Tally up how many lines in the listing below contain the string "dans", and give only the total.

> Task material:
* * * * *
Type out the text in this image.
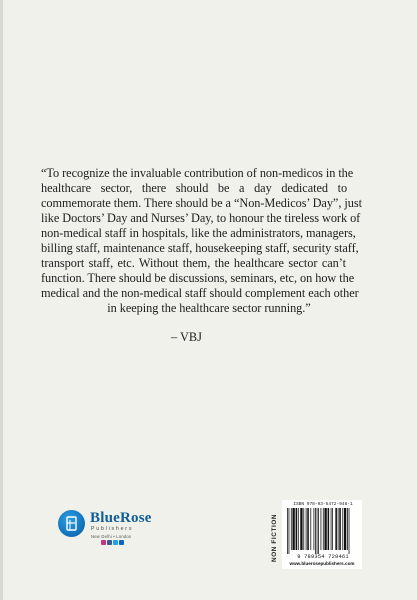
“To recognize the invaluable contribution of non-medicos in the
healthcare sector, there should be a day dedicated to
commemorate them. There should be a “Non-Medicos’ Day”, just
like Doctors’ Day and Nurses’ Day, to honour the tireless work of
non-medical staff in hospitals, like the administrators, managers,
billing staff, maintenance staff, housekeeping staff, security staff,
transport staff, etc. Without them, the healthcare sector can’t
function. There should be discussions, seminars, etc, on how the
medical and the non-medical staff should complement each other
in keeping the healthcare sector running.”
– VBJ
BlueRose
Publishers
New Delhi • London	NON FICTION
ISBN 978-93-5472-946-1
9 789354 729461
www.bluerosepublishers.com
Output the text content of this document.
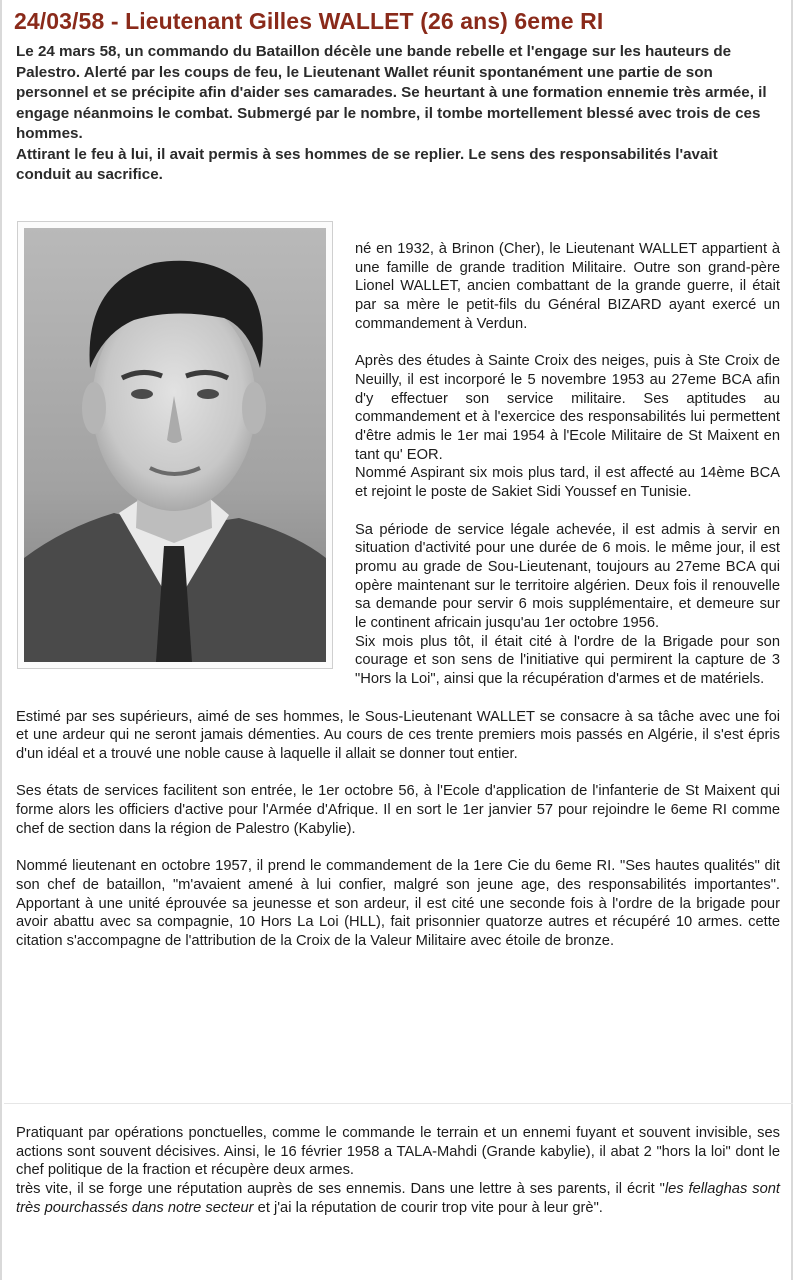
24/03/58 - Lieutenant Gilles WALLET (26 ans) 6eme RI
Le 24 mars 58, un commando du Bataillon décèle une bande rebelle et l'engage sur les hauteurs de Palestro. Alerté par les coups de feu, le Lieutenant Wallet réunit spontanément une partie de son personnel et se précipite afin d'aider ses camarades. Se heurtant à une formation ennemie très armée, il engage néanmoins le combat. Submergé par le nombre, il tombe mortellement blessé avec trois de ces hommes.
Attirant le feu à lui, il avait permis à ses hommes de se replier. Le sens des responsabilités l'avait conduit au sacrifice.

né en 1932, à Brinon (Cher), le Lieutenant WALLET appartient à une famille de grande tradition Militaire. Outre son grand-père Lionel WALLET, ancien combattant de la grande guerre, il était par sa mère le petit-fils du Général BIZARD ayant exercé un commandement à Verdun.

Après des études à Sainte Croix des neiges, puis à Ste Croix de Neuilly, il est incorporé le 5 novembre 1953 au 27eme BCA afin d'y effectuer son service militaire. Ses aptitudes au commandement et à l'exercice des responsabilités lui permettent d'être admis le 1er mai 1954 à l'Ecole Militaire de St Maixent en tant qu' EOR.

Nommé Aspirant six mois plus tard, il est affecté au 14ème BCA et rejoint le poste de Sakiet Sidi Youssef en Tunisie.

Sa période de service légale achevée, il est admis à servir en situation d'activité pour une durée de 6 mois. le même jour, il est promu au grade de Sou-Lieutenant, toujours au 27eme BCA qui opère maintenant sur le territoire algérien. Deux fois il renouvelle sa demande pour servir 6 mois supplémentaire, et demeure sur le continent africain jusqu'au 1er octobre 1956.

Six mois plus tôt, il était cité à l'ordre de la Brigade pour son courage et son sens de l'initiative qui permirent la capture de 3 "Hors la Loi", ainsi que la récupération d'armes et de matériels.

Estimé par ses supérieurs, aimé de ses hommes, le Sous-Lieutenant WALLET se consacre à sa tâche avec une foi et une ardeur qui ne seront jamais démenties. Au cours de ces trente premiers mois passés en Algérie, il s'est épris d'un idéal et a trouvé une noble cause à laquelle il allait se donner tout entier.

Ses états de services facilitent son entrée, le 1er octobre 56, à l'Ecole d'application de l'infanterie de St Maixent qui forme alors les officiers d'active pour l'Armée d'Afrique. Il en sort le 1er janvier 57 pour rejoindre le 6eme RI comme chef de section dans la région de Palestro (Kabylie).

Nommé lieutenant en octobre 1957, il prend le commandement de la 1ere Cie du 6eme RI. "Ses hautes qualités" dit son chef de bataillon, "m'avaient amené à lui confier, malgré son jeune age, des responsabilités importantes". Apportant à une unité éprouvée sa jeunesse et son ardeur, il est cité une seconde fois à l'ordre de la brigade pour avoir abattu avec sa compagnie, 10 Hors La Loi (HLL), fait prisonnier quatorze autres et récupéré 10 armes. cette citation s'accompagne de l'attribution de la Croix de la Valeur Militaire avec étoile de bronze.

Pratiquant par opérations ponctuelles, comme le commande le terrain et un ennemi fuyant et souvent invisible, ses actions sont souvent décisives. Ainsi, le 16 février 1958 a TALA-Mahdi (Grande kabylie), il abat 2 "hors la loi" dont le chef politique de la fraction et récupère deux armes.

très vite, il se forge une réputation auprès de ses ennemis. Dans une lettre à ses parents, il écrit "les fellaghas sont très pourchassés dans notre secteur et j'ai la réputation de courir trop vite pour à leur grè".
* * * * *
> Written solution: 2